▸ What you have to do:
Scan the data below for the string "panel". Copy every line where it appears.

### Items ###

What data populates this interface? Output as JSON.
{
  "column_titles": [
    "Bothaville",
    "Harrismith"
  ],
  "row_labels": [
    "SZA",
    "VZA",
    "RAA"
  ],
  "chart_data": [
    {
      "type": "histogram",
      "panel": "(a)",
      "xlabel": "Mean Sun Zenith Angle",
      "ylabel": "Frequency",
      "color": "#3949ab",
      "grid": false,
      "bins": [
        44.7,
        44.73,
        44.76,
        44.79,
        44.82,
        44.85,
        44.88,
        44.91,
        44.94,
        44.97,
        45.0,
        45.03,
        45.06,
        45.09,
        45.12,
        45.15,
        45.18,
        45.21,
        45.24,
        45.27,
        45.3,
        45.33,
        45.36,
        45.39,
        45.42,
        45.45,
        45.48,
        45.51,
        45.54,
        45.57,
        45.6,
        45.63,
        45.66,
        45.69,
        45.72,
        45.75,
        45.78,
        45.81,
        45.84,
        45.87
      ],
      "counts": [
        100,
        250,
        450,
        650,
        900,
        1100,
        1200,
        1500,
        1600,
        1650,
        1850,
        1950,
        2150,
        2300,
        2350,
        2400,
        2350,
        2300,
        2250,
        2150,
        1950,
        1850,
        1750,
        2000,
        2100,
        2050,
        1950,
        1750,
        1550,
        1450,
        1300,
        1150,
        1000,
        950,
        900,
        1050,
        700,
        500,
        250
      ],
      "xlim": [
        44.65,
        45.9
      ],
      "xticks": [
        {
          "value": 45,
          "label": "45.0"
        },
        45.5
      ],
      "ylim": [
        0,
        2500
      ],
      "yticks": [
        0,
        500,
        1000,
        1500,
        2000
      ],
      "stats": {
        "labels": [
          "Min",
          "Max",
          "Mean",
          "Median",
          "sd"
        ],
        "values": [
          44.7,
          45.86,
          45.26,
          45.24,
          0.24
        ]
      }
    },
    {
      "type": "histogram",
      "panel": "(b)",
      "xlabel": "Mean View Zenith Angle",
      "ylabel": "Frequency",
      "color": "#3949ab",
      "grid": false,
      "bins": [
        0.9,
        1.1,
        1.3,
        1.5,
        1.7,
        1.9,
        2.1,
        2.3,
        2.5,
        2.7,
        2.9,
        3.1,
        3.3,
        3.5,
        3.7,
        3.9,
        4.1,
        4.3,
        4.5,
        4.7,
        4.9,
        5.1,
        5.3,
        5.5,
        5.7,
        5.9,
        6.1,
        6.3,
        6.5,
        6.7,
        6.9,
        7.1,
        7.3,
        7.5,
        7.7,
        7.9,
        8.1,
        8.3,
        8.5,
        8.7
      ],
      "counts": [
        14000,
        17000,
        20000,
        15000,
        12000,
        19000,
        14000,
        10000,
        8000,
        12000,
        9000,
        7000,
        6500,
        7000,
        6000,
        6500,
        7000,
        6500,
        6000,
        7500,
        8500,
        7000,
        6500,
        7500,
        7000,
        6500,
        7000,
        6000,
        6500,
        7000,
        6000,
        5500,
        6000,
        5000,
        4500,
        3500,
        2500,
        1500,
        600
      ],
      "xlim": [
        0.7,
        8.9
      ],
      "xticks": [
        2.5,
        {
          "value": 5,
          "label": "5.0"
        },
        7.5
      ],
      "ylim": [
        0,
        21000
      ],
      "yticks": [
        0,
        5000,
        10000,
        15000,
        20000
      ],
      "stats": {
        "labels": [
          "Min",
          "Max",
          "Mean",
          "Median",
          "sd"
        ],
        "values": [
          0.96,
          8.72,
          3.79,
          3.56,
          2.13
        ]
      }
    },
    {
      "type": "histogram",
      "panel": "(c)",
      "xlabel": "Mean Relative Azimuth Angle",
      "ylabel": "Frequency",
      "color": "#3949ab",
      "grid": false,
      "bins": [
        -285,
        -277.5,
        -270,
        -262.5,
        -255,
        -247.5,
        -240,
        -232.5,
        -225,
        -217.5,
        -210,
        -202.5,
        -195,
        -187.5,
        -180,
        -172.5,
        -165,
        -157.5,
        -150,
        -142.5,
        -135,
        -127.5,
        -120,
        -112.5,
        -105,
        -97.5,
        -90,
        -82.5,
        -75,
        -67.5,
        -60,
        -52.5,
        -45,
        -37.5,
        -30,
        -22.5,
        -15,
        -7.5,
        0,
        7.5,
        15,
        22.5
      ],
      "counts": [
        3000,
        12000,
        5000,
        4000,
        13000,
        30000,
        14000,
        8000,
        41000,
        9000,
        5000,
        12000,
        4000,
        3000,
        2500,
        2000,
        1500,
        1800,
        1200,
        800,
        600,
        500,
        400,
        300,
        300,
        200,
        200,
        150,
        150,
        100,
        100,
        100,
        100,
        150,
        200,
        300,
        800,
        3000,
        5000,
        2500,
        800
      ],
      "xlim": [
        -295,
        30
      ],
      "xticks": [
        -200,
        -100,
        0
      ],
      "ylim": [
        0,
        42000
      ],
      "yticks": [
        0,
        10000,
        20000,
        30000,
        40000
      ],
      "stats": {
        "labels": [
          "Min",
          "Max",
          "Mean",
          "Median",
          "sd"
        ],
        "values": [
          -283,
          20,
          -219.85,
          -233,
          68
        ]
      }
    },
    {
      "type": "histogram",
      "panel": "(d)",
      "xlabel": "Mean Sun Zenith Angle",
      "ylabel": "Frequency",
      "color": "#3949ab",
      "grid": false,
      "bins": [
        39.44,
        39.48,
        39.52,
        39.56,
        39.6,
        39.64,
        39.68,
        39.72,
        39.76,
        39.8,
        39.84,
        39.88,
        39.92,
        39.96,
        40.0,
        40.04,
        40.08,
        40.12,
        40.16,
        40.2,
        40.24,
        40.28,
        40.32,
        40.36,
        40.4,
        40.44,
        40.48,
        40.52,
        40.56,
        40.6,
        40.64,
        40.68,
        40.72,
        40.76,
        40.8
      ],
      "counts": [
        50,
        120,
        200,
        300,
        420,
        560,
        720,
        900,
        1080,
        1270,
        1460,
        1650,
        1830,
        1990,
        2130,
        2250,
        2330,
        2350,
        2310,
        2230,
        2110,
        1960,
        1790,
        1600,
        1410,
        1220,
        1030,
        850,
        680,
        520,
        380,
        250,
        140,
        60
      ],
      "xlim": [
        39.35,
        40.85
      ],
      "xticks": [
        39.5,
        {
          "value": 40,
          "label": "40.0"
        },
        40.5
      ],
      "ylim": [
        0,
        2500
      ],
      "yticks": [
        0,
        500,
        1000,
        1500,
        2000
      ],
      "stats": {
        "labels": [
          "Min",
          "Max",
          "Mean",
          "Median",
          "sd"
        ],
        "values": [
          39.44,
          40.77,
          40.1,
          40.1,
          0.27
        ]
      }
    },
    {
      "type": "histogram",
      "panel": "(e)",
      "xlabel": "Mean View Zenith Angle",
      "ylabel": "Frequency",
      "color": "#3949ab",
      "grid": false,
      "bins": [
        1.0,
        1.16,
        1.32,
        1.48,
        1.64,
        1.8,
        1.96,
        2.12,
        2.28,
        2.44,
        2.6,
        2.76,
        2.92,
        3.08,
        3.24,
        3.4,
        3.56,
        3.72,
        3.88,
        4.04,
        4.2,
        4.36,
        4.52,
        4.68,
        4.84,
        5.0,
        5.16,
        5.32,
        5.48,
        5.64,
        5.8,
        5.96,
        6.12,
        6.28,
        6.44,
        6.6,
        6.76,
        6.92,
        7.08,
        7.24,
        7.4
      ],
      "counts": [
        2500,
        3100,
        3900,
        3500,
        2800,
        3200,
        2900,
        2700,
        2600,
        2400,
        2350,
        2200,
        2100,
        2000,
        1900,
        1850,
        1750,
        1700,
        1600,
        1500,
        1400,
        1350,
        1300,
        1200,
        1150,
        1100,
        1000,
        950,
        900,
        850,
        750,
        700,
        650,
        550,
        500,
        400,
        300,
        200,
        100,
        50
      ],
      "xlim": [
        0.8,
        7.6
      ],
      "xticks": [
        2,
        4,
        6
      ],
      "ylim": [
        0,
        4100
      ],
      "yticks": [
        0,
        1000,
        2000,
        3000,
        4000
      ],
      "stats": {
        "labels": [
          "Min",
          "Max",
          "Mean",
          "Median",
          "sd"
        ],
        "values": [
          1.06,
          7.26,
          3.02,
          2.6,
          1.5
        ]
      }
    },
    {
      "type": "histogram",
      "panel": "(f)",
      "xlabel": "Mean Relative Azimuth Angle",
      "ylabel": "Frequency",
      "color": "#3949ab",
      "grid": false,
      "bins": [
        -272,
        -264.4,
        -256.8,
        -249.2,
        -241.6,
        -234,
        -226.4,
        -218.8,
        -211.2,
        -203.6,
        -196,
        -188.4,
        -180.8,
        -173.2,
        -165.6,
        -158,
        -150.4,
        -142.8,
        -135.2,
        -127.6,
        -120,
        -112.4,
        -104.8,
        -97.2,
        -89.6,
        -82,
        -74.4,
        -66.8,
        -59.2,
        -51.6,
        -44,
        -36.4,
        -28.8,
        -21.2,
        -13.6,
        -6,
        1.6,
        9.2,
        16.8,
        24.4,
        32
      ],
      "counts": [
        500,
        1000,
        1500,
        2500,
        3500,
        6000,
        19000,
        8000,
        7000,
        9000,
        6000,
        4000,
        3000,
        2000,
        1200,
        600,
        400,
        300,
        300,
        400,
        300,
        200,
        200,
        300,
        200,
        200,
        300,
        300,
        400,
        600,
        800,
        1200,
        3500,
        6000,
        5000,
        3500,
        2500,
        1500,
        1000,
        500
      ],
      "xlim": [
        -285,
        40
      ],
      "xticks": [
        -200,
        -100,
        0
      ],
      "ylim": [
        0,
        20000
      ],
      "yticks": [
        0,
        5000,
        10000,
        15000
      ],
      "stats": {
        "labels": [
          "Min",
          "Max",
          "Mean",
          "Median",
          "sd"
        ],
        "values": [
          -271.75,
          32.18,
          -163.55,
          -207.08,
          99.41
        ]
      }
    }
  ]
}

###

▸ Exercise output:
      "panel": "(a)",
      "panel": "(b)",
      "panel": "(c)",
      "panel": "(d)",
      "panel": "(e)",
      "panel": "(f)",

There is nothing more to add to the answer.